# Stored data
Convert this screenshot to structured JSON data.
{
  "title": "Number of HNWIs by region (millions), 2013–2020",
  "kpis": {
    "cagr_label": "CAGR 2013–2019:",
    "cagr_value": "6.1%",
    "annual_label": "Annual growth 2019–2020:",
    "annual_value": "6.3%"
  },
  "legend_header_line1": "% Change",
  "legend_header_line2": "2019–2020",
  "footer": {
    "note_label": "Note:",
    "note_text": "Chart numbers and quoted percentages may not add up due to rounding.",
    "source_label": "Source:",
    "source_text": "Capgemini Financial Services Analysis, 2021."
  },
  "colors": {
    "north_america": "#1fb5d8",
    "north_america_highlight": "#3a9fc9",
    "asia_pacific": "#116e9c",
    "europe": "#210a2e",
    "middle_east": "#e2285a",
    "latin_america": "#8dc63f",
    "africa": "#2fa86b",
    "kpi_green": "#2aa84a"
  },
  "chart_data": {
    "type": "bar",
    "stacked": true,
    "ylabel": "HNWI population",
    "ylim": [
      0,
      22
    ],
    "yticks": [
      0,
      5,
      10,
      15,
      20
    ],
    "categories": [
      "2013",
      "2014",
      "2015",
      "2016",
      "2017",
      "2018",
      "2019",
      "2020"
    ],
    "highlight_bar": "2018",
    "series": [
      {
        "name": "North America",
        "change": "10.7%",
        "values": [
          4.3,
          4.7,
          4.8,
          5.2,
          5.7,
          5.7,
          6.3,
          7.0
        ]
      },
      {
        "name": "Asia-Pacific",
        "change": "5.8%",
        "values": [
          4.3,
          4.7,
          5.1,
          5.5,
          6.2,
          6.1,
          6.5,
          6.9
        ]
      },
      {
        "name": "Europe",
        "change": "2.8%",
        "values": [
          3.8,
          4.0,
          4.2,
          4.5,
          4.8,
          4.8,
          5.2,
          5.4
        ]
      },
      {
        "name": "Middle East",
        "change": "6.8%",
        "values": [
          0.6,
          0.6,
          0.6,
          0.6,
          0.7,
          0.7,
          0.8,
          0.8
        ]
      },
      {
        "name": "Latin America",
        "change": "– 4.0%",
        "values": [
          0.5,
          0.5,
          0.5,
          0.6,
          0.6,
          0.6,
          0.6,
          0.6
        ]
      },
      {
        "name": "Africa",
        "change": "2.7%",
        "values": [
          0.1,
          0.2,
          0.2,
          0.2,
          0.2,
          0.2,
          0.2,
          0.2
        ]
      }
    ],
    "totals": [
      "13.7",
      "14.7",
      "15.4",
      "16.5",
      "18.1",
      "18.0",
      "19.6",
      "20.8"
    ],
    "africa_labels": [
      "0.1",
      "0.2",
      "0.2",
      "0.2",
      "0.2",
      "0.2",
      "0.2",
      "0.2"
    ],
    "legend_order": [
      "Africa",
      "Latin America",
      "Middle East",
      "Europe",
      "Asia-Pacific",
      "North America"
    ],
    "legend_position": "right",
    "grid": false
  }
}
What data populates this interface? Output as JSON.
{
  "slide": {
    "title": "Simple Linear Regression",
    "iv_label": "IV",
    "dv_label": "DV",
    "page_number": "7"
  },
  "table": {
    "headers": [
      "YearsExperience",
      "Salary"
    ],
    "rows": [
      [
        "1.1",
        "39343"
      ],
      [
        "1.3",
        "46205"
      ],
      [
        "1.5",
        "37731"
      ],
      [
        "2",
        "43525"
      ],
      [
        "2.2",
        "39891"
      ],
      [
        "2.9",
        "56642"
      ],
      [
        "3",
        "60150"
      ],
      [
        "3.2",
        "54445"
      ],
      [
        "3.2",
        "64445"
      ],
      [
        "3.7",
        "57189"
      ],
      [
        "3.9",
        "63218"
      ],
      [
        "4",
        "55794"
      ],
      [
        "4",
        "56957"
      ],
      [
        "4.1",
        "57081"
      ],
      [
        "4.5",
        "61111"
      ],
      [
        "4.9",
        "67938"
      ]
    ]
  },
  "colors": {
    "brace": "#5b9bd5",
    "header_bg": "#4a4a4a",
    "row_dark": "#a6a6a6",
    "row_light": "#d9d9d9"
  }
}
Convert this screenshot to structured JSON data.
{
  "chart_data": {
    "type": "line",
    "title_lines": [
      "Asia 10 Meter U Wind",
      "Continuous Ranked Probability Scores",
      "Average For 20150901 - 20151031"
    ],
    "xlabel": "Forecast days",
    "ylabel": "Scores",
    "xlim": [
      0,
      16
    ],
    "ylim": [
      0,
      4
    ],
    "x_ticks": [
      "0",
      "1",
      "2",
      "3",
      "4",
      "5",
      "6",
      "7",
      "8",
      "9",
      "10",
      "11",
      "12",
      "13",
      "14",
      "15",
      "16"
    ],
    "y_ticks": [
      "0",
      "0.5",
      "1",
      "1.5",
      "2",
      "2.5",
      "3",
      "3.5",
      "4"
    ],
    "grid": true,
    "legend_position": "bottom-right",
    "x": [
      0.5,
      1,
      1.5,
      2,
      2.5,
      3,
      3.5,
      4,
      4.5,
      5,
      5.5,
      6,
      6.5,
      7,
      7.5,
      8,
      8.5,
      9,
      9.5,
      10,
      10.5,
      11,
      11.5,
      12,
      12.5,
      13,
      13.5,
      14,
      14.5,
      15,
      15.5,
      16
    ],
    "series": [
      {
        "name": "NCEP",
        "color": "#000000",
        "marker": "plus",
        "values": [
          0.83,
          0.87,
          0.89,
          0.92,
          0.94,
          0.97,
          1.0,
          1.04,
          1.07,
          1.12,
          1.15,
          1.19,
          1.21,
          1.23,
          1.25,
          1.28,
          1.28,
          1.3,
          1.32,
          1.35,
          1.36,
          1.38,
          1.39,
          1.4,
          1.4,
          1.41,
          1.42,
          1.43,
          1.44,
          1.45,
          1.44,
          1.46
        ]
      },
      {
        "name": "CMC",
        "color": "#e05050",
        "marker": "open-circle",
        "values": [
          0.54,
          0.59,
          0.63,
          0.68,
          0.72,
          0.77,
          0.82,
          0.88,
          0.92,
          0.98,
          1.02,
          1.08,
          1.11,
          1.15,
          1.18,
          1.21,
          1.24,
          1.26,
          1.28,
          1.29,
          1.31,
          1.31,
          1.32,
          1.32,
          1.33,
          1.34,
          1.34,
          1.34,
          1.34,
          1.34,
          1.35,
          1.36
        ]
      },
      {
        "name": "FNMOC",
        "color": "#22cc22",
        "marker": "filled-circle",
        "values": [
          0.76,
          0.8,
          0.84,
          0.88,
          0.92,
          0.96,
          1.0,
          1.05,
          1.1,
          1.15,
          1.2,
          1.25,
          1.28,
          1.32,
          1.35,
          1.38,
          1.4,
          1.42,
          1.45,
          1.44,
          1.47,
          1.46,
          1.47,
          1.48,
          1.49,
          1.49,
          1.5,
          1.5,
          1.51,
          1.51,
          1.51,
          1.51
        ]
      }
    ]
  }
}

# Exercise instructions
All entries must be repeated verbatim.

# Written answer
Convert this screenshot to structured JSON data.
{
  "title": "Number of HNWIs by region (millions), 2013–2020",
  "kpis": {
    "cagr_label": "CAGR 2013–2019:",
    "cagr_value": "6.1%",
    "annual_label": "Annual growth 2019–2020:",
    "annual_value": "6.3%"
  },
  "legend_header_line1": "% Change",
  "legend_header_line2": "2019–2020",
  "footer": {
    "note_label": "Note:",
    "note_text": "Chart numbers and quoted percentages may not add up due to rounding.",
    "source_label": "Source:",
    "source_text": "Capgemini Financial Services Analysis, 2021."
  },
  "colors": {
    "north_america": "#1fb5d8",
    "north_america_highlight": "#3a9fc9",
    "asia_pacific": "#116e9c",
    "europe": "#210a2e",
    "middle_east": "#e2285a",
    "latin_america": "#8dc63f",
    "africa": "#2fa86b",
    "kpi_green": "#2aa84a"
  },
  "chart_data": {
    "type": "bar",
    "stacked": true,
    "ylabel": "HNWI population",
    "ylim": [
      0,
      22
    ],
    "yticks": [
      0,
      5,
      10,
      15,
      20
    ],
    "categories": [
      "2013",
      "2014",
      "2015",
      "2016",
      "2017",
      "2018",
      "2019",
      "2020"
    ],
    "highlight_bar": "2018",
    "series": [
      {
        "name": "North America",
        "change": "10.7%",
        "values": [
          4.3,
          4.7,
          4.8,
          5.2,
          5.7,
          5.7,
          6.3,
          7.0
        ]
      },
      {
        "name": "Asia-Pacific",
        "change": "5.8%",
        "values": [
          4.3,
          4.7,
          5.1,
          5.5,
          6.2,
          6.1,
          6.5,
          6.9
        ]
      },
      {
        "name": "Europe",
        "change": "2.8%",
        "values": [
          3.8,
          4.0,
          4.2,
          4.5,
          4.8,
          4.8,
          5.2,
          5.4
        ]
      },
      {
        "name": "Middle East",
        "change": "6.8%",
        "values": [
          0.6,
          0.6,
          0.6,
          0.6,
          0.7,
          0.7,
          0.8,
          0.8
        ]
      },
      {
        "name": "Latin America",
        "change": "– 4.0%",
        "values": [
          0.5,
          0.5,
          0.5,
          0.6,
          0.6,
          0.6,
          0.6,
          0.6
        ]
      },
      {
        "name": "Africa",
        "change": "2.7%",
        "values": [
          0.1,
          0.2,
          0.2,
          0.2,
          0.2,
          0.2,
          0.2,
          0.2
        ]
      }
    ],
    "totals": [
      "13.7",
      "14.7",
      "15.4",
      "16.5",
      "18.1",
      "18.0",
      "19.6",
      "20.8"
    ],
    "africa_labels": [
      "0.1",
      "0.2",
      "0.2",
      "0.2",
      "0.2",
      "0.2",
      "0.2",
      "0.2"
    ],
    "legend_order": [
      "Africa",
      "Latin America",
      "Middle East",
      "Europe",
      "Asia-Pacific",
      "North America"
    ],
    "legend_position": "right",
    "grid": false
  }
}
What data populates this interface? Output as JSON.
{
  "slide": {
    "title": "Simple Linear Regression",
    "iv_label": "IV",
    "dv_label": "DV",
    "page_number": "7"
  },
  "table": {
    "headers": [
      "YearsExperience",
      "Salary"
    ],
    "rows": [
      [
        "1.1",
        "39343"
      ],
      [
        "1.3",
        "46205"
      ],
      [
        "1.5",
        "37731"
      ],
      [
        "2",
        "43525"
      ],
      [
        "2.2",
        "39891"
      ],
      [
        "2.9",
        "56642"
      ],
      [
        "3",
        "60150"
      ],
      [
        "3.2",
        "54445"
      ],
      [
        "3.2",
        "64445"
      ],
      [
        "3.7",
        "57189"
      ],
      [
        "3.9",
        "63218"
      ],
      [
        "4",
        "55794"
      ],
      [
        "4",
        "56957"
      ],
      [
        "4.1",
        "57081"
      ],
      [
        "4.5",
        "61111"
      ],
      [
        "4.9",
        "67938"
      ]
    ]
  },
  "colors": {
    "brace": "#5b9bd5",
    "header_bg": "#4a4a4a",
    "row_dark": "#a6a6a6",
    "row_light": "#d9d9d9"
  }
}
Convert this screenshot to structured JSON data.
{
  "chart_data": {
    "type": "line",
    "title_lines": [
      "Asia 10 Meter U Wind",
      "Continuous Ranked Probability Scores",
      "Average For 20150901 - 20151031"
    ],
    "xlabel": "Forecast days",
    "ylabel": "Scores",
    "xlim": [
      0,
      16
    ],
    "ylim": [
      0,
      4
    ],
    "x_ticks": [
      "0",
      "1",
      "2",
      "3",
      "4",
      "5",
      "6",
      "7",
      "8",
      "9",
      "10",
      "11",
      "12",
      "13",
      "14",
      "15",
      "16"
    ],
    "y_ticks": [
      "0",
      "0.5",
      "1",
      "1.5",
      "2",
      "2.5",
      "3",
      "3.5",
      "4"
    ],
    "grid": true,
    "legend_position": "bottom-right",
    "x": [
      0.5,
      1,
      1.5,
      2,
      2.5,
      3,
      3.5,
      4,
      4.5,
      5,
      5.5,
      6,
      6.5,
      7,
      7.5,
      8,
      8.5,
      9,
      9.5,
      10,
      10.5,
      11,
      11.5,
      12,
      12.5,
      13,
      13.5,
      14,
      14.5,
      15,
      15.5,
      16
    ],
    "series": [
      {
        "name": "NCEP",
        "color": "#000000",
        "marker": "plus",
        "values": [
          0.83,
          0.87,
          0.89,
          0.92,
          0.94,
          0.97,
          1.0,
          1.04,
          1.07,
          1.12,
          1.15,
          1.19,
          1.21,
          1.23,
          1.25,
          1.28,
          1.28,
          1.3,
          1.32,
          1.35,
          1.36,
          1.38,
          1.39,
          1.4,
          1.4,
          1.41,
          1.42,
          1.43,
          1.44,
          1.45,
          1.44,
          1.46
        ]
      },
      {
        "name": "CMC",
        "color": "#e05050",
        "marker": "open-circle",
        "values": [
          0.54,
          0.59,
          0.63,
          0.68,
          0.72,
          0.77,
          0.82,
          0.88,
          0.92,
          0.98,
          1.02,
          1.08,
          1.11,
          1.15,
          1.18,
          1.21,
          1.24,
          1.26,
          1.28,
          1.29,
          1.31,
          1.31,
          1.32,
          1.32,
          1.33,
          1.34,
          1.34,
          1.34,
          1.34,
          1.34,
          1.35,
          1.36
        ]
      },
      {
        "name": "FNMOC",
        "color": "#22cc22",
        "marker": "filled-circle",
        "values": [
          0.76,
          0.8,
          0.84,
          0.88,
          0.92,
          0.96,
          1.0,
          1.05,
          1.1,
          1.15,
          1.2,
          1.25,
          1.28,
          1.32,
          1.35,
          1.38,
          1.4,
          1.42,
          1.45,
          1.44,
          1.47,
          1.46,
          1.47,
          1.48,
          1.49,
          1.49,
          1.5,
          1.5,
          1.51,
          1.51,
          1.51,
          1.51
        ]
      }
    ]
  }
}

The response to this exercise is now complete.